> _What you should do_:
Check every line of the entries below for the word "high", and copy the ones that have it.

= = =

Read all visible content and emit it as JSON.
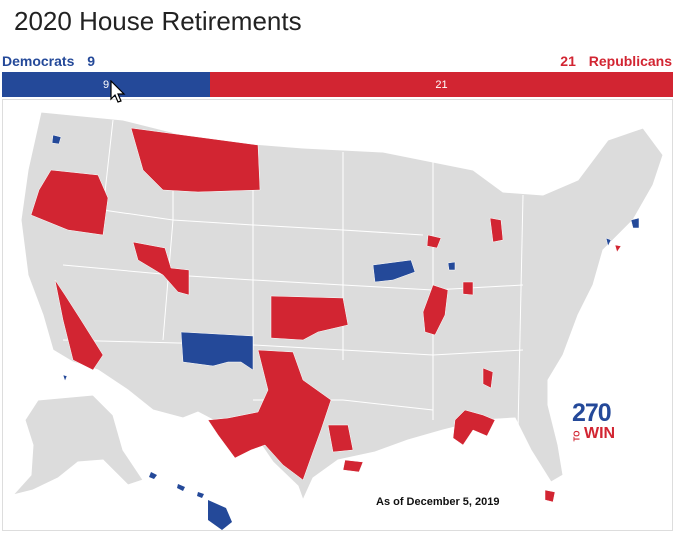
{
  "title": "2020 House Retirements",
  "tally": {
    "dem_label": "Democrats",
    "dem_count": "9",
    "rep_label": "Republicans",
    "rep_count": "21"
  },
  "bar": {
    "dem_value": "9",
    "rep_value": "21"
  },
  "colors": {
    "democrat": "#244999",
    "republican": "#d22532",
    "neutral": "#dcdcdc",
    "border": "#ffffff"
  },
  "as_of": "As of December 5, 2019",
  "logo": {
    "number": "270",
    "to": "TO",
    "win": "WIN"
  }
}
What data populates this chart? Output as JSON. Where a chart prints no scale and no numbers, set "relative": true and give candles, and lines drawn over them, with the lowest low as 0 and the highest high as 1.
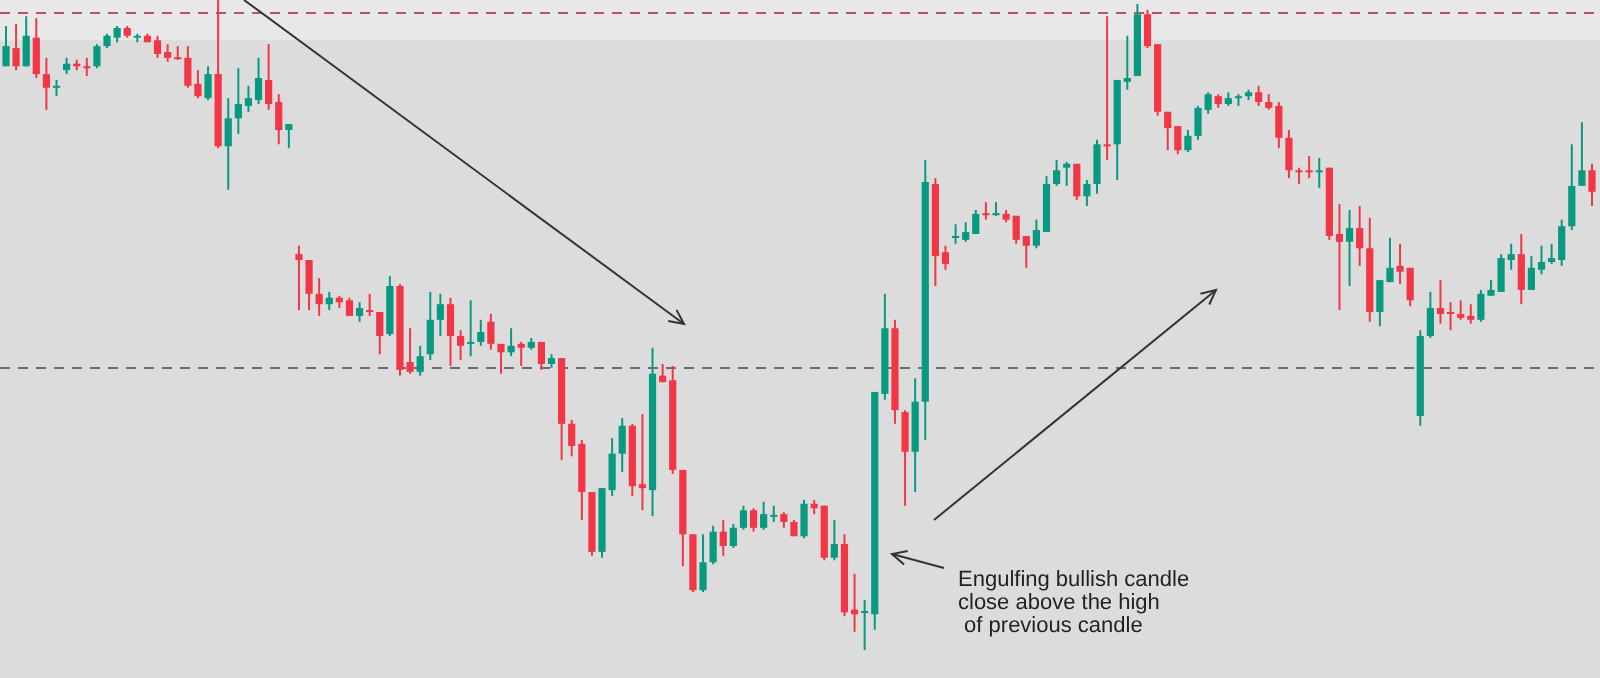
{
  "chart_data": {
    "type": "candlestick",
    "relative": true,
    "categories": [
      null,
      null,
      null,
      null,
      null,
      null,
      null,
      null,
      null,
      null,
      null,
      null,
      null,
      null,
      null,
      null,
      null,
      null,
      null,
      null,
      null,
      null,
      null,
      null,
      null,
      null,
      null,
      null,
      null,
      null,
      null,
      null,
      null,
      null,
      null,
      null,
      null,
      null,
      null,
      null,
      null,
      null,
      null,
      null,
      null,
      null,
      null,
      null,
      null,
      null,
      null,
      null,
      null,
      null,
      null,
      null,
      null,
      null,
      null,
      null,
      null,
      null,
      null,
      null,
      null,
      null,
      null,
      null,
      null,
      null,
      null,
      null,
      null,
      null,
      null,
      null,
      null,
      null,
      null,
      null,
      null,
      null,
      null,
      null,
      null,
      null,
      null,
      null,
      null,
      null,
      null,
      null,
      null,
      null,
      null,
      null,
      null,
      null,
      null,
      null,
      null,
      null,
      null,
      null,
      null,
      null,
      null,
      null,
      null,
      null,
      null,
      null,
      null,
      null,
      null,
      null,
      null,
      null,
      null,
      null,
      null,
      null,
      null,
      null,
      null,
      null,
      null,
      null,
      null,
      null,
      null,
      null,
      null,
      null,
      null,
      null,
      null,
      null,
      null,
      null,
      null,
      null,
      null,
      null,
      null,
      null,
      null,
      null,
      null,
      null,
      null,
      null,
      null,
      null,
      null,
      null,
      null,
      null
    ],
    "ohlc": [
      [
        0.898,
        0.96,
        0.898,
        0.929
      ],
      [
        0.926,
        0.963,
        0.892,
        0.898
      ],
      [
        0.898,
        0.975,
        0.898,
        0.945
      ],
      [
        0.942,
        0.972,
        0.88,
        0.886
      ],
      [
        0.886,
        0.911,
        0.831,
        0.865
      ],
      [
        0.865,
        0.877,
        0.852,
        0.868
      ],
      [
        0.892,
        0.911,
        0.886,
        0.902
      ],
      [
        0.902,
        0.908,
        0.892,
        0.898
      ],
      [
        0.898,
        0.911,
        0.883,
        0.895
      ],
      [
        0.898,
        0.932,
        0.895,
        0.929
      ],
      [
        0.929,
        0.948,
        0.926,
        0.945
      ],
      [
        0.942,
        0.96,
        0.935,
        0.957
      ],
      [
        0.957,
        0.96,
        0.942,
        0.945
      ],
      [
        0.942,
        0.948,
        0.935,
        0.945
      ],
      [
        0.945,
        0.948,
        0.935,
        0.935
      ],
      [
        0.938,
        0.945,
        0.911,
        0.917
      ],
      [
        0.92,
        0.932,
        0.905,
        0.911
      ],
      [
        0.912,
        0.929,
        0.908,
        0.911
      ],
      [
        0.911,
        0.929,
        0.865,
        0.868
      ],
      [
        0.871,
        0.892,
        0.849,
        0.852
      ],
      [
        0.849,
        0.898,
        0.846,
        0.886
      ],
      [
        0.886,
        1,
        0.772,
        0.775
      ],
      [
        0.775,
        0.849,
        0.708,
        0.818
      ],
      [
        0.818,
        0.895,
        0.794,
        0.84
      ],
      [
        0.837,
        0.868,
        0.828,
        0.849
      ],
      [
        0.846,
        0.911,
        0.84,
        0.88
      ],
      [
        0.877,
        0.932,
        0.831,
        0.84
      ],
      [
        0.843,
        0.855,
        0.778,
        0.8
      ],
      [
        0.8,
        0.809,
        0.772,
        0.809
      ],
      [
        0.609,
        0.622,
        0.523,
        0.6
      ],
      [
        0.6,
        0.6,
        0.523,
        0.548
      ],
      [
        0.548,
        0.572,
        0.514,
        0.532
      ],
      [
        0.532,
        0.551,
        0.523,
        0.542
      ],
      [
        0.542,
        0.545,
        0.526,
        0.535
      ],
      [
        0.538,
        0.542,
        0.514,
        0.514
      ],
      [
        0.514,
        0.535,
        0.505,
        0.526
      ],
      [
        0.523,
        0.548,
        0.514,
        0.52
      ],
      [
        0.52,
        0.52,
        0.455,
        0.483
      ],
      [
        0.486,
        0.575,
        0.483,
        0.56
      ],
      [
        0.56,
        0.563,
        0.422,
        0.431
      ],
      [
        0.443,
        0.495,
        0.425,
        0.428
      ],
      [
        0.428,
        0.468,
        0.422,
        0.452
      ],
      [
        0.455,
        0.551,
        0.446,
        0.508
      ],
      [
        0.508,
        0.548,
        0.483,
        0.532
      ],
      [
        0.532,
        0.542,
        0.437,
        0.483
      ],
      [
        0.483,
        0.492,
        0.446,
        0.468
      ],
      [
        0.471,
        0.538,
        0.452,
        0.474
      ],
      [
        0.474,
        0.508,
        0.468,
        0.489
      ],
      [
        0.505,
        0.517,
        0.462,
        0.471
      ],
      [
        0.471,
        0.471,
        0.425,
        0.458
      ],
      [
        0.458,
        0.495,
        0.452,
        0.468
      ],
      [
        0.471,
        0.474,
        0.437,
        0.465
      ],
      [
        0.465,
        0.48,
        0.462,
        0.474
      ],
      [
        0.474,
        0.474,
        0.431,
        0.44
      ],
      [
        0.44,
        0.455,
        0.434,
        0.449
      ],
      [
        0.449,
        0.449,
        0.292,
        0.348
      ],
      [
        0.348,
        0.354,
        0.298,
        0.314
      ],
      [
        0.317,
        0.323,
        0.2,
        0.243
      ],
      [
        0.243,
        0.243,
        0.145,
        0.151
      ],
      [
        0.151,
        0.249,
        0.142,
        0.249
      ],
      [
        0.246,
        0.326,
        0.237,
        0.302
      ],
      [
        0.302,
        0.357,
        0.274,
        0.345
      ],
      [
        0.345,
        0.348,
        0.237,
        0.252
      ],
      [
        0.255,
        0.363,
        0.215,
        0.249
      ],
      [
        0.246,
        0.465,
        0.206,
        0.425
      ],
      [
        0.422,
        0.44,
        0.412,
        0.412
      ],
      [
        0.415,
        0.437,
        0.271,
        0.277
      ],
      [
        0.277,
        0.277,
        0.129,
        0.178
      ],
      [
        0.178,
        0.178,
        0.089,
        0.092
      ],
      [
        0.092,
        0.178,
        0.089,
        0.135
      ],
      [
        0.135,
        0.191,
        0.132,
        0.182
      ],
      [
        0.182,
        0.2,
        0.145,
        0.16
      ],
      [
        0.16,
        0.194,
        0.157,
        0.188
      ],
      [
        0.188,
        0.222,
        0.185,
        0.215
      ],
      [
        0.215,
        0.218,
        0.182,
        0.188
      ],
      [
        0.188,
        0.228,
        0.185,
        0.209
      ],
      [
        0.205,
        0.222,
        0.197,
        0.208
      ],
      [
        0.209,
        0.212,
        0.188,
        0.197
      ],
      [
        0.197,
        0.2,
        0.175,
        0.175
      ],
      [
        0.175,
        0.231,
        0.172,
        0.225
      ],
      [
        0.225,
        0.231,
        0.209,
        0.218
      ],
      [
        0.222,
        0.222,
        0.138,
        0.142
      ],
      [
        0.142,
        0.2,
        0.138,
        0.163
      ],
      [
        0.163,
        0.178,
        0.052,
        0.058
      ],
      [
        0.062,
        0.117,
        0.028,
        0.055
      ],
      [
        0.057,
        0.077,
        0,
        0.06
      ],
      [
        0.055,
        0.397,
        0.031,
        0.397
      ],
      [
        0.394,
        0.548,
        0.385,
        0.495
      ],
      [
        0.495,
        0.508,
        0.348,
        0.369
      ],
      [
        0.366,
        0.369,
        0.222,
        0.305
      ],
      [
        0.305,
        0.418,
        0.243,
        0.382
      ],
      [
        0.382,
        0.754,
        0.323,
        0.72
      ],
      [
        0.717,
        0.726,
        0.56,
        0.606
      ],
      [
        0.612,
        0.622,
        0.585,
        0.594
      ],
      [
        0.634,
        0.655,
        0.625,
        0.637
      ],
      [
        0.631,
        0.658,
        0.628,
        0.643
      ],
      [
        0.64,
        0.677,
        0.64,
        0.671
      ],
      [
        0.672,
        0.689,
        0.662,
        0.669
      ],
      [
        0.669,
        0.689,
        0.668,
        0.672
      ],
      [
        0.671,
        0.677,
        0.658,
        0.662
      ],
      [
        0.668,
        0.668,
        0.625,
        0.631
      ],
      [
        0.637,
        0.637,
        0.588,
        0.622
      ],
      [
        0.622,
        0.662,
        0.618,
        0.646
      ],
      [
        0.643,
        0.729,
        0.643,
        0.717
      ],
      [
        0.717,
        0.754,
        0.714,
        0.738
      ],
      [
        0.742,
        0.751,
        0.714,
        0.748
      ],
      [
        0.748,
        0.748,
        0.692,
        0.698
      ],
      [
        0.698,
        0.723,
        0.683,
        0.717
      ],
      [
        0.717,
        0.785,
        0.702,
        0.778
      ],
      [
        0.778,
        0.975,
        0.754,
        0.775
      ],
      [
        0.778,
        0.877,
        0.723,
        0.877
      ],
      [
        0.874,
        0.945,
        0.862,
        0.88
      ],
      [
        0.883,
        0.994,
        0.883,
        0.978
      ],
      [
        0.978,
        0.985,
        0.926,
        0.929
      ],
      [
        0.932,
        0.932,
        0.822,
        0.828
      ],
      [
        0.828,
        0.828,
        0.769,
        0.803
      ],
      [
        0.806,
        0.806,
        0.763,
        0.769
      ],
      [
        0.769,
        0.8,
        0.766,
        0.791
      ],
      [
        0.791,
        0.837,
        0.785,
        0.834
      ],
      [
        0.831,
        0.858,
        0.825,
        0.855
      ],
      [
        0.852,
        0.855,
        0.834,
        0.84
      ],
      [
        0.84,
        0.858,
        0.837,
        0.849
      ],
      [
        0.851,
        0.855,
        0.837,
        0.852
      ],
      [
        0.852,
        0.862,
        0.846,
        0.858
      ],
      [
        0.858,
        0.868,
        0.837,
        0.843
      ],
      [
        0.843,
        0.855,
        0.831,
        0.834
      ],
      [
        0.837,
        0.843,
        0.772,
        0.788
      ],
      [
        0.788,
        0.8,
        0.726,
        0.738
      ],
      [
        0.738,
        0.742,
        0.717,
        0.737
      ],
      [
        0.738,
        0.76,
        0.726,
        0.737
      ],
      [
        0.737,
        0.757,
        0.711,
        0.738
      ],
      [
        0.742,
        0.742,
        0.631,
        0.637
      ],
      [
        0.64,
        0.686,
        0.523,
        0.628
      ],
      [
        0.628,
        0.677,
        0.56,
        0.649
      ],
      [
        0.649,
        0.683,
        0.591,
        0.618
      ],
      [
        0.618,
        0.665,
        0.505,
        0.52
      ],
      [
        0.52,
        0.569,
        0.498,
        0.569
      ],
      [
        0.566,
        0.634,
        0.566,
        0.588
      ],
      [
        0.591,
        0.625,
        0.563,
        0.582
      ],
      [
        0.588,
        0.588,
        0.529,
        0.538
      ],
      [
        0.36,
        0.492,
        0.345,
        0.483
      ],
      [
        0.483,
        0.551,
        0.48,
        0.526
      ],
      [
        0.526,
        0.569,
        0.502,
        0.517
      ],
      [
        0.52,
        0.535,
        0.492,
        0.517
      ],
      [
        0.517,
        0.538,
        0.508,
        0.511
      ],
      [
        0.514,
        0.532,
        0.502,
        0.508
      ],
      [
        0.508,
        0.554,
        0.505,
        0.548
      ],
      [
        0.545,
        0.569,
        0.545,
        0.554
      ],
      [
        0.551,
        0.609,
        0.551,
        0.603
      ],
      [
        0.6,
        0.625,
        0.585,
        0.609
      ],
      [
        0.609,
        0.64,
        0.532,
        0.554
      ],
      [
        0.554,
        0.606,
        0.554,
        0.588
      ],
      [
        0.585,
        0.622,
        0.578,
        0.597
      ],
      [
        0.597,
        0.625,
        0.594,
        0.603
      ],
      [
        0.6,
        0.662,
        0.591,
        0.652
      ],
      [
        0.652,
        0.778,
        0.646,
        0.714
      ],
      [
        0.714,
        0.812,
        0.714,
        0.738
      ],
      [
        0.738,
        0.748,
        0.683,
        0.705
      ]
    ],
    "ref_lines": [
      {
        "axis": "y",
        "value": 0.98,
        "color": "#b85560",
        "line_style": "dashed"
      },
      {
        "axis": "y",
        "value": 0.434,
        "color": "#6b6b6b",
        "line_style": "dashed"
      }
    ],
    "bands": [
      {
        "axis": "y",
        "from": 0.938,
        "to": 1,
        "color": "#e8e8e8"
      }
    ],
    "annotations": [
      "Engulfing bullish candle\nclose above the high\n of previous candle"
    ]
  }
}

= = =

> _Result of this exercise_:
What data populates this chart? Output as JSON. Where a chart prints no scale and no numbers, set "relative": true and give candles, and lines drawn over them, with the lowest low as 0 and the highest high as 1.
      "Engulfing bullish candle\nclose above the high\n of previous candle"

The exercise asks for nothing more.